# Given request:
Give again only what runs from the line with "What's the underlying" to the final line of the entries below, exactly as written and without pictures.

# Dataset rows:
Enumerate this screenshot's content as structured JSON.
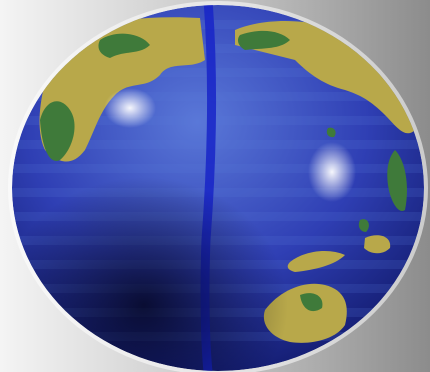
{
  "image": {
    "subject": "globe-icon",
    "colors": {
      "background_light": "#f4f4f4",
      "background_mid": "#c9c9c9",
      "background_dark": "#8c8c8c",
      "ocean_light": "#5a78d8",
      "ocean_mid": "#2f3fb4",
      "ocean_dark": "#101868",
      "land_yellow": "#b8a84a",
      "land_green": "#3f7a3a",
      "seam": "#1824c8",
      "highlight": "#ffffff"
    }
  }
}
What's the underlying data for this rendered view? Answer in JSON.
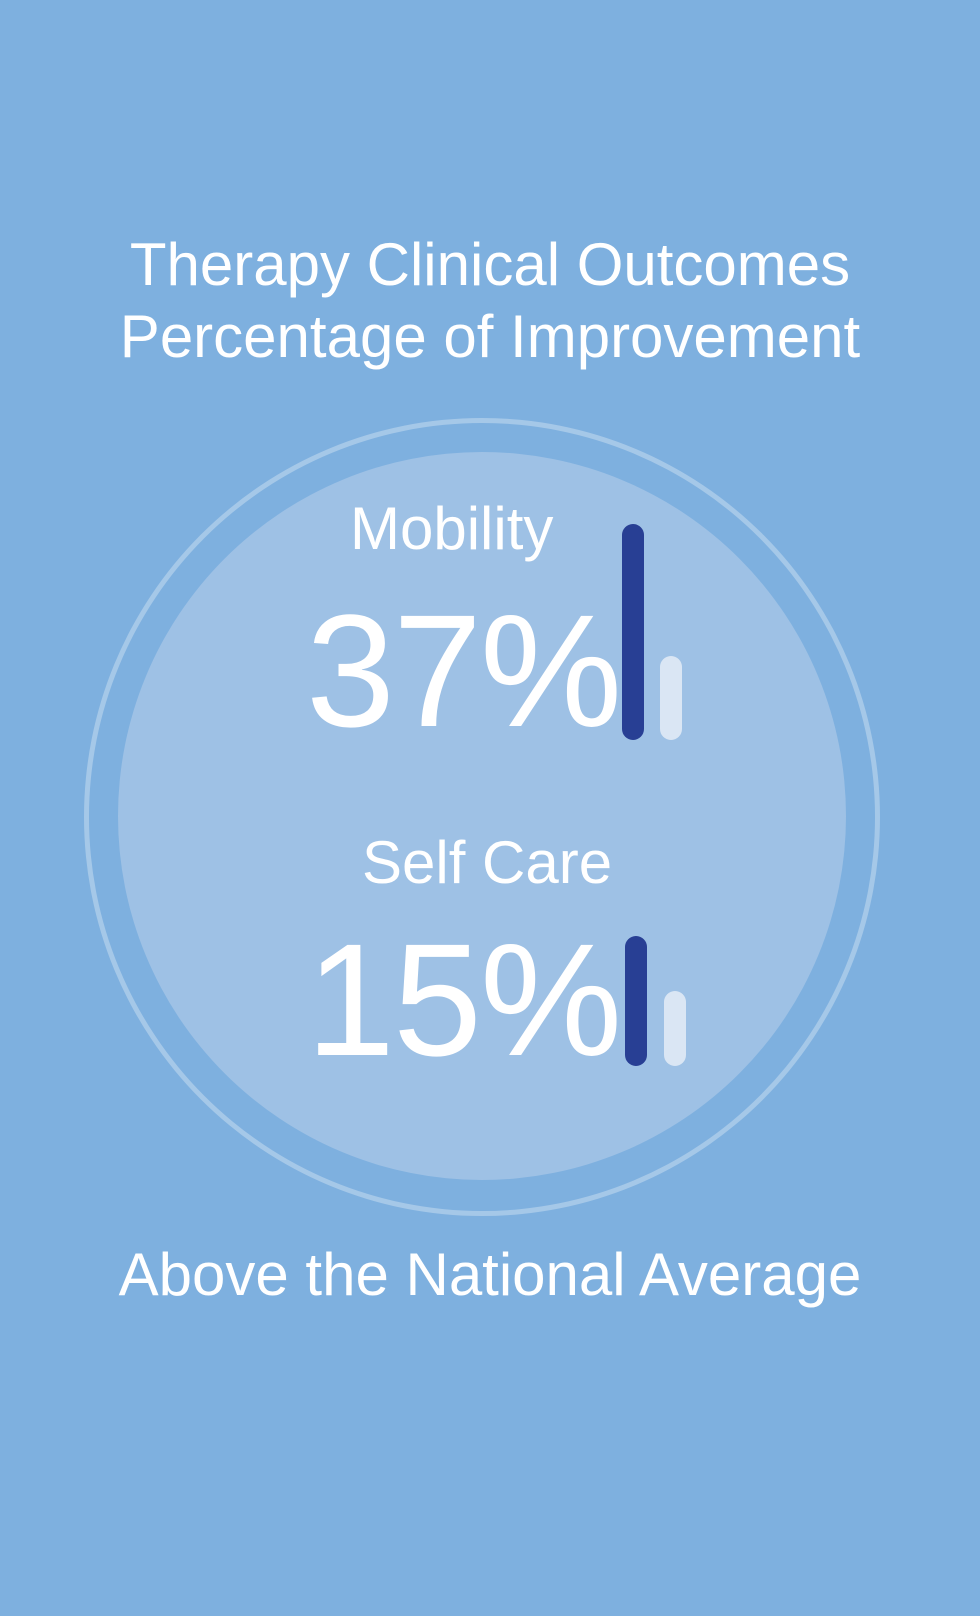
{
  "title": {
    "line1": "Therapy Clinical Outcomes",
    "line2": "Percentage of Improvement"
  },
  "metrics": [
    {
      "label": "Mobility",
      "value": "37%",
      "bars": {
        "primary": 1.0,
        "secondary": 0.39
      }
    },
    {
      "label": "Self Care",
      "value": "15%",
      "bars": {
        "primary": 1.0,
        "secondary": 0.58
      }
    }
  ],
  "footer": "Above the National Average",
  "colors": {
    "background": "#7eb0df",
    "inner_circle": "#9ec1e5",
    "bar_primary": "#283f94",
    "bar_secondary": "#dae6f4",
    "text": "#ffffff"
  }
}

# Reply:
What's the underlying data for this rendered view? Answer in JSON.
{
  "title": {
    "line1": "Therapy Clinical Outcomes",
    "line2": "Percentage of Improvement"
  },
  "metrics": [
    {
      "label": "Mobility",
      "value": "37%",
      "bars": {
        "primary": 1.0,
        "secondary": 0.39
      }
    },
    {
      "label": "Self Care",
      "value": "15%",
      "bars": {
        "primary": 1.0,
        "secondary": 0.58
      }
    }
  ],
  "footer": "Above the National Average",
  "colors": {
    "background": "#7eb0df",
    "inner_circle": "#9ec1e5",
    "bar_primary": "#283f94",
    "bar_secondary": "#dae6f4",
    "text": "#ffffff"
  }
}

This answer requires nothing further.